Problem description:
Type the records out again in full, exactly.

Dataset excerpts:
—————

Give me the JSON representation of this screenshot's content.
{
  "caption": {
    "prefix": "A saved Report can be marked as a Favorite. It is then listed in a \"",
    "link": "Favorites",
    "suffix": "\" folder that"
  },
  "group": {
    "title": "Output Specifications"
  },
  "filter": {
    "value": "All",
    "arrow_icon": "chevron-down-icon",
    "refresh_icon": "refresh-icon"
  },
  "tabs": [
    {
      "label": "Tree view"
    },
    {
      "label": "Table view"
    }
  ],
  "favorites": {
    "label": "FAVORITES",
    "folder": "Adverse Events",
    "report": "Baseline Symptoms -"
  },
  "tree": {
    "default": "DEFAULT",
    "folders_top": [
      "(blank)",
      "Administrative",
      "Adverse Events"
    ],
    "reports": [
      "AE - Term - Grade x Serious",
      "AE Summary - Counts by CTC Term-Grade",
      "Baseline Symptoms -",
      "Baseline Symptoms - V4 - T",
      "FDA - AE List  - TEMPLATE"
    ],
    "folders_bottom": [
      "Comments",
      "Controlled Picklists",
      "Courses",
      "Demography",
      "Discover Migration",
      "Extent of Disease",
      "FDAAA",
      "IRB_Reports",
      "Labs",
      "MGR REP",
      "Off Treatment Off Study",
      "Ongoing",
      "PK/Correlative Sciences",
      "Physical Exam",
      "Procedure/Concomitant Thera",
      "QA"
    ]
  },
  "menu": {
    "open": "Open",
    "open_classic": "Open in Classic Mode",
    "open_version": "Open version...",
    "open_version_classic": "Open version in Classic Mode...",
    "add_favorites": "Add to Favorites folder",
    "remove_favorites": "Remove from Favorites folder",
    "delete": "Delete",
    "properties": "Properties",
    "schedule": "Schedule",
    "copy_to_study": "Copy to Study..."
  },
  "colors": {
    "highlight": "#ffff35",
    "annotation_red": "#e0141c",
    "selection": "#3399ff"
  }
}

—————

Response to this task:
Give me the JSON representation of this screenshot's content.
{
  "caption": {
    "prefix": "A saved Report can be marked as a Favorite. It is then listed in a \"",
    "link": "Favorites",
    "suffix": "\" folder that"
  },
  "group": {
    "title": "Output Specifications"
  },
  "filter": {
    "value": "All",
    "arrow_icon": "chevron-down-icon",
    "refresh_icon": "refresh-icon"
  },
  "tabs": [
    {
      "label": "Tree view"
    },
    {
      "label": "Table view"
    }
  ],
  "favorites": {
    "label": "FAVORITES",
    "folder": "Adverse Events",
    "report": "Baseline Symptoms -"
  },
  "tree": {
    "default": "DEFAULT",
    "folders_top": [
      "(blank)",
      "Administrative",
      "Adverse Events"
    ],
    "reports": [
      "AE - Term - Grade x Serious",
      "AE Summary - Counts by CTC Term-Grade",
      "Baseline Symptoms -",
      "Baseline Symptoms - V4 - T",
      "FDA - AE List  - TEMPLATE"
    ],
    "folders_bottom": [
      "Comments",
      "Controlled Picklists",
      "Courses",
      "Demography",
      "Discover Migration",
      "Extent of Disease",
      "FDAAA",
      "IRB_Reports",
      "Labs",
      "MGR REP",
      "Off Treatment Off Study",
      "Ongoing",
      "PK/Correlative Sciences",
      "Physical Exam",
      "Procedure/Concomitant Thera",
      "QA"
    ]
  },
  "menu": {
    "open": "Open",
    "open_classic": "Open in Classic Mode",
    "open_version": "Open version...",
    "open_version_classic": "Open version in Classic Mode...",
    "add_favorites": "Add to Favorites folder",
    "remove_favorites": "Remove from Favorites folder",
    "delete": "Delete",
    "properties": "Properties",
    "schedule": "Schedule",
    "copy_to_study": "Copy to Study..."
  },
  "colors": {
    "highlight": "#ffff35",
    "annotation_red": "#e0141c",
    "selection": "#3399ff"
  }
}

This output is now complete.